What you will do —
Transcribe the records in full, keeping every character as it is.

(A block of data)
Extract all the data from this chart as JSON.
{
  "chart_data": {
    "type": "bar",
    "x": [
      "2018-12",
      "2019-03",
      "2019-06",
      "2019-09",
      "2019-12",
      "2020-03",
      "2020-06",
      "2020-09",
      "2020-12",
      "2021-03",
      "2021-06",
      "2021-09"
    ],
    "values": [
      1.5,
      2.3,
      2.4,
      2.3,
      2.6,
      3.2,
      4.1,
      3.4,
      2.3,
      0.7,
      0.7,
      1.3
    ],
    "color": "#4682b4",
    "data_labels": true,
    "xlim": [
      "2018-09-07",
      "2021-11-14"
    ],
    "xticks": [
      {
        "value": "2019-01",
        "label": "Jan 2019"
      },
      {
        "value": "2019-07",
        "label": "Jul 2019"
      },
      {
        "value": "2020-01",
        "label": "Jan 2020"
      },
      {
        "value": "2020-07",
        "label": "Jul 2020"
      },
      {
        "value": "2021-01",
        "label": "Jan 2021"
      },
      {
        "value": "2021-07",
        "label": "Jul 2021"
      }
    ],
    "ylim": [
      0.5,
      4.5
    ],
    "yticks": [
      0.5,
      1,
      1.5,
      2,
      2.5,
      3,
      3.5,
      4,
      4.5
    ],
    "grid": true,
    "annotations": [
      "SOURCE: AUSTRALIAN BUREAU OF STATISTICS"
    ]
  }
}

Answer below —
Extract all the data from this chart as JSON.
{
  "chart_data": {
    "type": "bar",
    "x": [
      "2018-12",
      "2019-03",
      "2019-06",
      "2019-09",
      "2019-12",
      "2020-03",
      "2020-06",
      "2020-09",
      "2020-12",
      "2021-03",
      "2021-06",
      "2021-09"
    ],
    "values": [
      1.5,
      2.3,
      2.4,
      2.3,
      2.6,
      3.2,
      4.1,
      3.4,
      2.3,
      0.7,
      0.7,
      1.3
    ],
    "color": "#4682b4",
    "data_labels": true,
    "xlim": [
      "2018-09-07",
      "2021-11-14"
    ],
    "xticks": [
      {
        "value": "2019-01",
        "label": "Jan 2019"
      },
      {
        "value": "2019-07",
        "label": "Jul 2019"
      },
      {
        "value": "2020-01",
        "label": "Jan 2020"
      },
      {
        "value": "2020-07",
        "label": "Jul 2020"
      },
      {
        "value": "2021-01",
        "label": "Jan 2021"
      },
      {
        "value": "2021-07",
        "label": "Jul 2021"
      }
    ],
    "ylim": [
      0.5,
      4.5
    ],
    "yticks": [
      0.5,
      1,
      1.5,
      2,
      2.5,
      3,
      3.5,
      4,
      4.5
    ],
    "grid": true,
    "annotations": [
      "SOURCE: AUSTRALIAN BUREAU OF STATISTICS"
    ]
  }
}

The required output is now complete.